→ **TASK BRIEF**: Exact repetition is required: output every record in full.

→ **RECORDS**:

Begin

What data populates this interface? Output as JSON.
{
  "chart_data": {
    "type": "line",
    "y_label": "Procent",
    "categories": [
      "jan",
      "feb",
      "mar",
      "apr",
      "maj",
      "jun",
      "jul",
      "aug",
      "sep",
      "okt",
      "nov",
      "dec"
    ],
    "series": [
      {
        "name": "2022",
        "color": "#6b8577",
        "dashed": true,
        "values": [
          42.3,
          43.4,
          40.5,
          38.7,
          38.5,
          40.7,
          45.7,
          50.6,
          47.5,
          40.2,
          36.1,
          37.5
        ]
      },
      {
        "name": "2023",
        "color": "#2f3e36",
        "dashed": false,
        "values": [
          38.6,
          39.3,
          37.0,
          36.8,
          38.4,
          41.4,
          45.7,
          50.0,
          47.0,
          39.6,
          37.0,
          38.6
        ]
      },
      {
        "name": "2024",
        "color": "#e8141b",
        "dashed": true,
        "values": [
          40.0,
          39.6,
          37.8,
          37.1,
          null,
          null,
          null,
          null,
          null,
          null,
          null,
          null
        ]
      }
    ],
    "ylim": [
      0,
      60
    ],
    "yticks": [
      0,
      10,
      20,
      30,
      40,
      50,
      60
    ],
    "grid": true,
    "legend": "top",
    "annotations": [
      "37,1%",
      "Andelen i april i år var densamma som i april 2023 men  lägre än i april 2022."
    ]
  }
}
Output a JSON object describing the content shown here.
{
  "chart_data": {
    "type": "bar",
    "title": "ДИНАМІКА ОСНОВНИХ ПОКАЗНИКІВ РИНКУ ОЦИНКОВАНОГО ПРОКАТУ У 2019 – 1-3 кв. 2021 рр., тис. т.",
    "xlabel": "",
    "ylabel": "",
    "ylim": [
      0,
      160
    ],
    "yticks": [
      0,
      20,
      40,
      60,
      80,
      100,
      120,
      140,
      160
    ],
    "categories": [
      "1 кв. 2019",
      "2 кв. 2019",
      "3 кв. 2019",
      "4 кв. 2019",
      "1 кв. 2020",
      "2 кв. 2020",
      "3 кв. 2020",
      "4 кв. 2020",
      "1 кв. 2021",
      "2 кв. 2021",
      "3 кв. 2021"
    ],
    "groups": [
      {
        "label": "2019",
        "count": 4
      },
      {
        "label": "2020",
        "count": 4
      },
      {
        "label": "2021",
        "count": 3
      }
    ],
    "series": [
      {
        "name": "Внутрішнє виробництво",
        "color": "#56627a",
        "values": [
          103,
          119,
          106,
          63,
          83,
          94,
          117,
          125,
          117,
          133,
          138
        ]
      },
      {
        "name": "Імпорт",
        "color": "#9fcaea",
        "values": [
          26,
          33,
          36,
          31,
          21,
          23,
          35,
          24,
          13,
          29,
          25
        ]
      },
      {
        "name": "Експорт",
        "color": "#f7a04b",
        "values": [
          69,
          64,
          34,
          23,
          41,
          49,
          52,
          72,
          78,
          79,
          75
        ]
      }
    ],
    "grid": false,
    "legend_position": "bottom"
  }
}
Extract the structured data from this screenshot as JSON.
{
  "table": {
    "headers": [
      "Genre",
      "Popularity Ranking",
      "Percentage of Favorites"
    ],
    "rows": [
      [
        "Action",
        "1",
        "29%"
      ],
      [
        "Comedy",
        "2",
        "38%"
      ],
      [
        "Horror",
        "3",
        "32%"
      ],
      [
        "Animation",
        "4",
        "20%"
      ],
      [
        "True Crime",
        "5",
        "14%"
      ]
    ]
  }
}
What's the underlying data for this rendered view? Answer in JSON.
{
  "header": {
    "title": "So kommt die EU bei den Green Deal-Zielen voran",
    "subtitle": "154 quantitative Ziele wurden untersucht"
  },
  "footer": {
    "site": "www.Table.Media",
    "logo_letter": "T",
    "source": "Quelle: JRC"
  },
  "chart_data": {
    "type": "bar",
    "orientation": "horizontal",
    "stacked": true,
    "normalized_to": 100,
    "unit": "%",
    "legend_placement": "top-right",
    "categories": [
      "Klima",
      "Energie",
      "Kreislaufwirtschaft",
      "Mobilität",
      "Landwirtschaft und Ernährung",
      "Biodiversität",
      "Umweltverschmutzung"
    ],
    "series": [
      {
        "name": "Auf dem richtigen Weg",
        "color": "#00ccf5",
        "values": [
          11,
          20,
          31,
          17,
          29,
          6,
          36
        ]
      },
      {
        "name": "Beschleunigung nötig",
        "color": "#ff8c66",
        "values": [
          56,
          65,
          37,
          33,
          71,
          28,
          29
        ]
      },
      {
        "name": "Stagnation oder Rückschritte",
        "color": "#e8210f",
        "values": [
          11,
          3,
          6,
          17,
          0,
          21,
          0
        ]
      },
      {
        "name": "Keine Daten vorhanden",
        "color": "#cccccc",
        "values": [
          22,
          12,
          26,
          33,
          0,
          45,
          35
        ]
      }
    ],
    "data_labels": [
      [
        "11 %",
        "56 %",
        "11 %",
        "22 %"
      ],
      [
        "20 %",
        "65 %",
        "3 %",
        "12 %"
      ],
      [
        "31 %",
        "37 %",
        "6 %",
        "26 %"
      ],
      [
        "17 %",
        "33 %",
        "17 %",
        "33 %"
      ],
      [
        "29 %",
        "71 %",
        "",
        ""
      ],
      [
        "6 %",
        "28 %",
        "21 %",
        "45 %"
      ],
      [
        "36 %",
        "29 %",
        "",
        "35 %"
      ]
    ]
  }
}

End

→ **WRITTEN ANSWER**:
What data populates this interface? Output as JSON.
{
  "chart_data": {
    "type": "line",
    "y_label": "Procent",
    "categories": [
      "jan",
      "feb",
      "mar",
      "apr",
      "maj",
      "jun",
      "jul",
      "aug",
      "sep",
      "okt",
      "nov",
      "dec"
    ],
    "series": [
      {
        "name": "2022",
        "color": "#6b8577",
        "dashed": true,
        "values": [
          42.3,
          43.4,
          40.5,
          38.7,
          38.5,
          40.7,
          45.7,
          50.6,
          47.5,
          40.2,
          36.1,
          37.5
        ]
      },
      {
        "name": "2023",
        "color": "#2f3e36",
        "dashed": false,
        "values": [
          38.6,
          39.3,
          37.0,
          36.8,
          38.4,
          41.4,
          45.7,
          50.0,
          47.0,
          39.6,
          37.0,
          38.6
        ]
      },
      {
        "name": "2024",
        "color": "#e8141b",
        "dashed": true,
        "values": [
          40.0,
          39.6,
          37.8,
          37.1,
          null,
          null,
          null,
          null,
          null,
          null,
          null,
          null
        ]
      }
    ],
    "ylim": [
      0,
      60
    ],
    "yticks": [
      0,
      10,
      20,
      30,
      40,
      50,
      60
    ],
    "grid": true,
    "legend": "top",
    "annotations": [
      "37,1%",
      "Andelen i april i år var densamma som i april 2023 men  lägre än i april 2022."
    ]
  }
}
Output a JSON object describing the content shown here.
{
  "chart_data": {
    "type": "bar",
    "title": "ДИНАМІКА ОСНОВНИХ ПОКАЗНИКІВ РИНКУ ОЦИНКОВАНОГО ПРОКАТУ У 2019 – 1-3 кв. 2021 рр., тис. т.",
    "xlabel": "",
    "ylabel": "",
    "ylim": [
      0,
      160
    ],
    "yticks": [
      0,
      20,
      40,
      60,
      80,
      100,
      120,
      140,
      160
    ],
    "categories": [
      "1 кв. 2019",
      "2 кв. 2019",
      "3 кв. 2019",
      "4 кв. 2019",
      "1 кв. 2020",
      "2 кв. 2020",
      "3 кв. 2020",
      "4 кв. 2020",
      "1 кв. 2021",
      "2 кв. 2021",
      "3 кв. 2021"
    ],
    "groups": [
      {
        "label": "2019",
        "count": 4
      },
      {
        "label": "2020",
        "count": 4
      },
      {
        "label": "2021",
        "count": 3
      }
    ],
    "series": [
      {
        "name": "Внутрішнє виробництво",
        "color": "#56627a",
        "values": [
          103,
          119,
          106,
          63,
          83,
          94,
          117,
          125,
          117,
          133,
          138
        ]
      },
      {
        "name": "Імпорт",
        "color": "#9fcaea",
        "values": [
          26,
          33,
          36,
          31,
          21,
          23,
          35,
          24,
          13,
          29,
          25
        ]
      },
      {
        "name": "Експорт",
        "color": "#f7a04b",
        "values": [
          69,
          64,
          34,
          23,
          41,
          49,
          52,
          72,
          78,
          79,
          75
        ]
      }
    ],
    "grid": false,
    "legend_position": "bottom"
  }
}
Extract the structured data from this screenshot as JSON.
{
  "table": {
    "headers": [
      "Genre",
      "Popularity Ranking",
      "Percentage of Favorites"
    ],
    "rows": [
      [
        "Action",
        "1",
        "29%"
      ],
      [
        "Comedy",
        "2",
        "38%"
      ],
      [
        "Horror",
        "3",
        "32%"
      ],
      [
        "Animation",
        "4",
        "20%"
      ],
      [
        "True Crime",
        "5",
        "14%"
      ]
    ]
  }
}
What's the underlying data for this rendered view? Answer in JSON.
{
  "header": {
    "title": "So kommt die EU bei den Green Deal-Zielen voran",
    "subtitle": "154 quantitative Ziele wurden untersucht"
  },
  "footer": {
    "site": "www.Table.Media",
    "logo_letter": "T",
    "source": "Quelle: JRC"
  },
  "chart_data": {
    "type": "bar",
    "orientation": "horizontal",
    "stacked": true,
    "normalized_to": 100,
    "unit": "%",
    "legend_placement": "top-right",
    "categories": [
      "Klima",
      "Energie",
      "Kreislaufwirtschaft",
      "Mobilität",
      "Landwirtschaft und Ernährung",
      "Biodiversität",
      "Umweltverschmutzung"
    ],
    "series": [
      {
        "name": "Auf dem richtigen Weg",
        "color": "#00ccf5",
        "values": [
          11,
          20,
          31,
          17,
          29,
          6,
          36
        ]
      },
      {
        "name": "Beschleunigung nötig",
        "color": "#ff8c66",
        "values": [
          56,
          65,
          37,
          33,
          71,
          28,
          29
        ]
      },
      {
        "name": "Stagnation oder Rückschritte",
        "color": "#e8210f",
        "values": [
          11,
          3,
          6,
          17,
          0,
          21,
          0
        ]
      },
      {
        "name": "Keine Daten vorhanden",
        "color": "#cccccc",
        "values": [
          22,
          12,
          26,
          33,
          0,
          45,
          35
        ]
      }
    ],
    "data_labels": [
      [
        "11 %",
        "56 %",
        "11 %",
        "22 %"
      ],
      [
        "20 %",
        "65 %",
        "3 %",
        "12 %"
      ],
      [
        "31 %",
        "37 %",
        "6 %",
        "26 %"
      ],
      [
        "17 %",
        "33 %",
        "17 %",
        "33 %"
      ],
      [
        "29 %",
        "71 %",
        "",
        ""
      ],
      [
        "6 %",
        "28 %",
        "21 %",
        "45 %"
      ],
      [
        "36 %",
        "29 %",
        "",
        "35 %"
      ]
    ]
  }
}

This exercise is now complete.